TO DO >>
Note each line that includes the word "政府的责任". Copy those lines.

BEGIN DATASET ROWS

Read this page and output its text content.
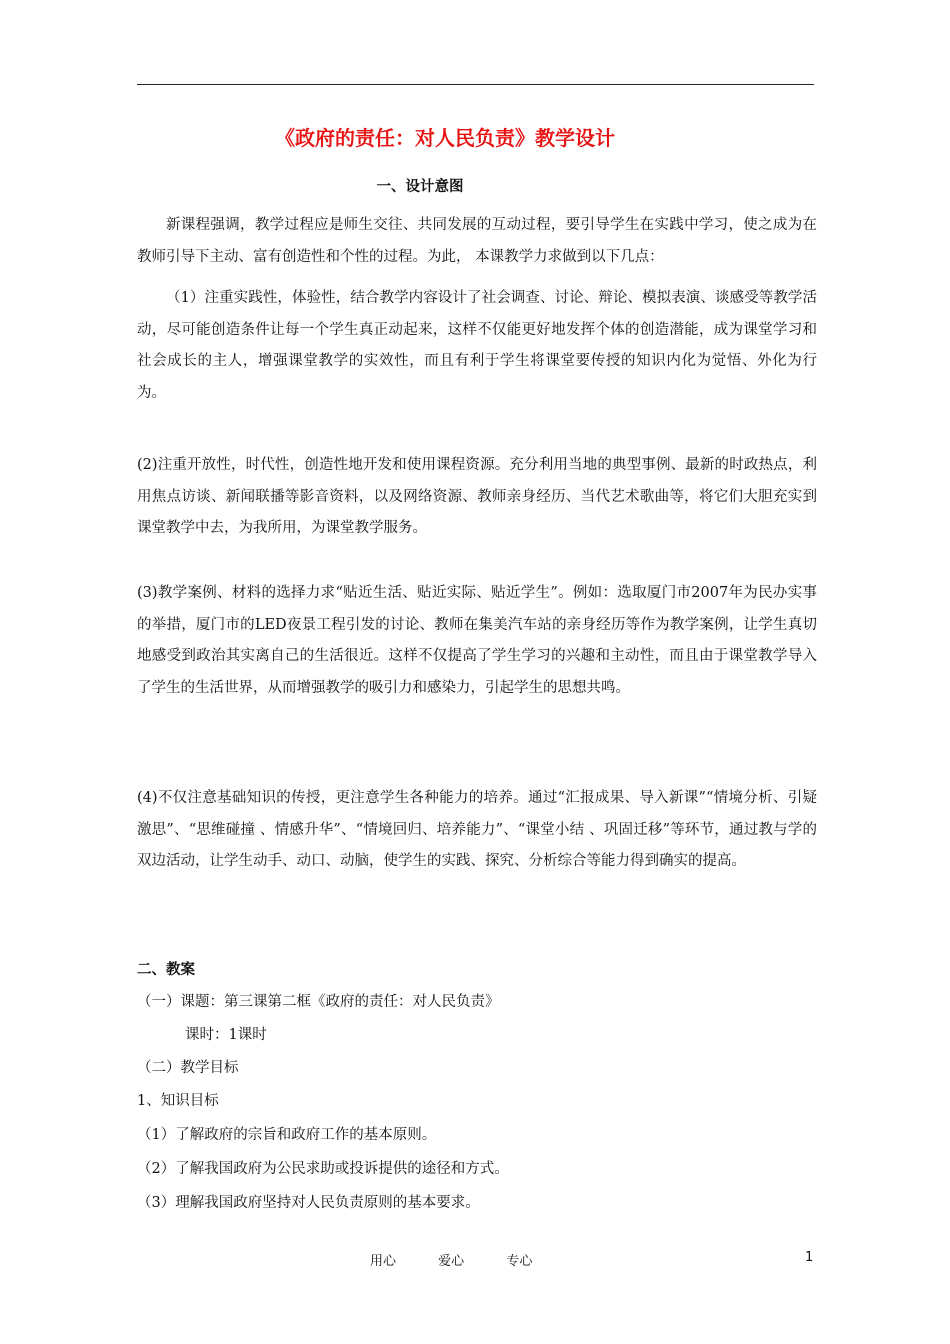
《政府的责任：对人民负责》教学设计
一、设计意图
新课程强调，教学过程应是师生交往、共同发展的互动过程，要引导学生在实践中学习，使之成为在教师引导下主动、富有创造性和个性的过程。为此， 本课教学力求做到以下几点：
（1）注重实践性，体验性，结合教学内容设计了社会调查、讨论、辩论、模拟表演、谈感受等教学活动，尽可能创造条件让每一个学生真正动起来，这样不仅能更好地发挥个体的创造潜能，成为课堂学习和社会成长的主人，增强课堂教学的实效性，而且有利于学生将课堂要传授的知识内化为觉悟、外化为行为。
(2)注重开放性，时代性，创造性地开发和使用课程资源。充分利用当地的典型事例、最新的时政热点，利用焦点访谈、新闻联播等影音资料，以及网络资源、教师亲身经历、当代艺术歌曲等，将它们大胆充实到课堂教学中去，为我所用，为课堂教学服务。
(3)教学案例、材料的选择力求“贴近生活、贴近实际、贴近学生”。例如：选取厦门市2007年为民办实事的举措，厦门市的LED夜景工程引发的讨论、教师在集美汽车站的亲身经历等作为教学案例，让学生真切地感受到政治其实离自己的生活很近。这样不仅提高了学生学习的兴趣和主动性，而且由于课堂教学导入了学生的生活世界，从而增强教学的吸引力和感染力，引起学生的思想共鸣。
(4)不仅注意基础知识的传授，更注意学生各种能力的培养。通过“汇报成果、导入新课”“情境分析、引疑激思”、“思维碰撞 、情感升华”、“情境回归、培养能力”、“课堂小结 、巩固迁移”等环节，通过教与学的双边活动，让学生动手、动口、动脑，使学生的实践、探究、分析综合等能力得到确实的提高。
二、教案
（一）课题：第三课第二框《政府的责任：对人民负责》
课时：1课时
（二）教学目标
1、知识目标
（1）了解政府的宗旨和政府工作的基本原则。
（2）了解我国政府为公民求助或投诉提供的途径和方式。
（3）理解我国政府坚持对人民负责原则的基本要求。
用心	爱心	专心	1
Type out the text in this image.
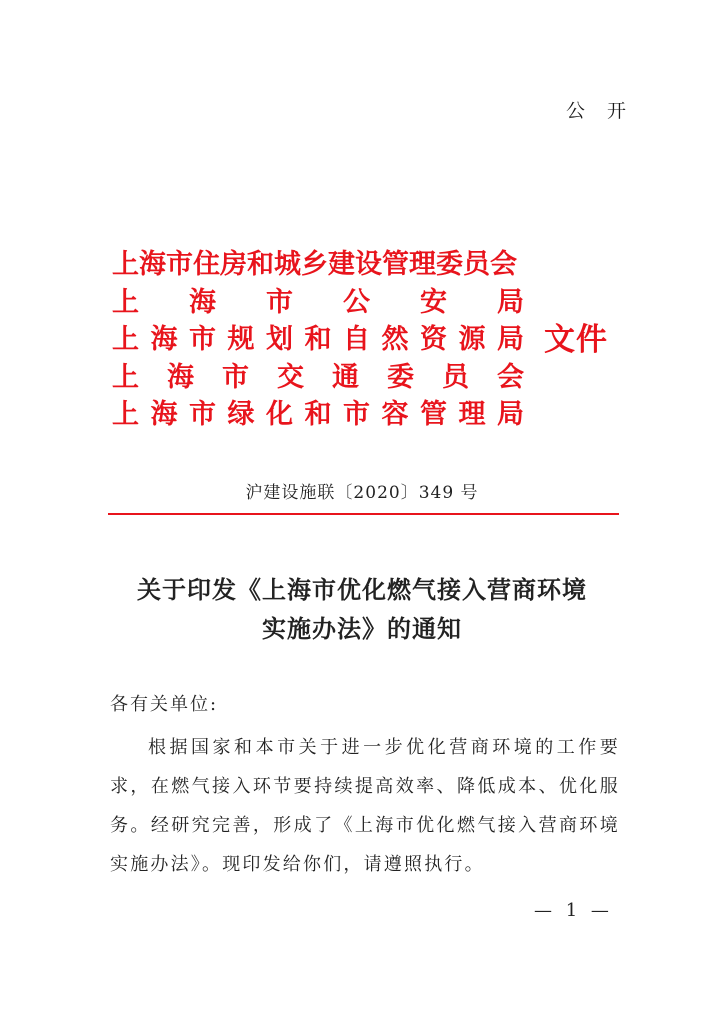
公 开
上海市住房和城乡建设管理委员会
上 海 市 公 安 局
上 海 市 规 划 和 自 然 资 源 局
上 海 市 交 通 委 员 会
上 海 市 绿 化 和 市 容 管 理 局
文件
沪建设施联〔2020〕349 号
关于印发《上海市优化燃气接入营商环境
实施办法》的通知
各有关单位:

根据国家和本市关于进一步优化营商环境的工作要求，在燃气接入环节要持续提高效率、降低成本、优化服务。经研究完善，形成了《上海市优化燃气接入营商环境实施办法》。现印发给你们，请遵照执行。

— 1 —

END DATASET ROWS

RESULT BELOW >>
《政府的责任：对人民负责》教学设计
（一）课题：第三课第二框《政府的责任：对人民负责》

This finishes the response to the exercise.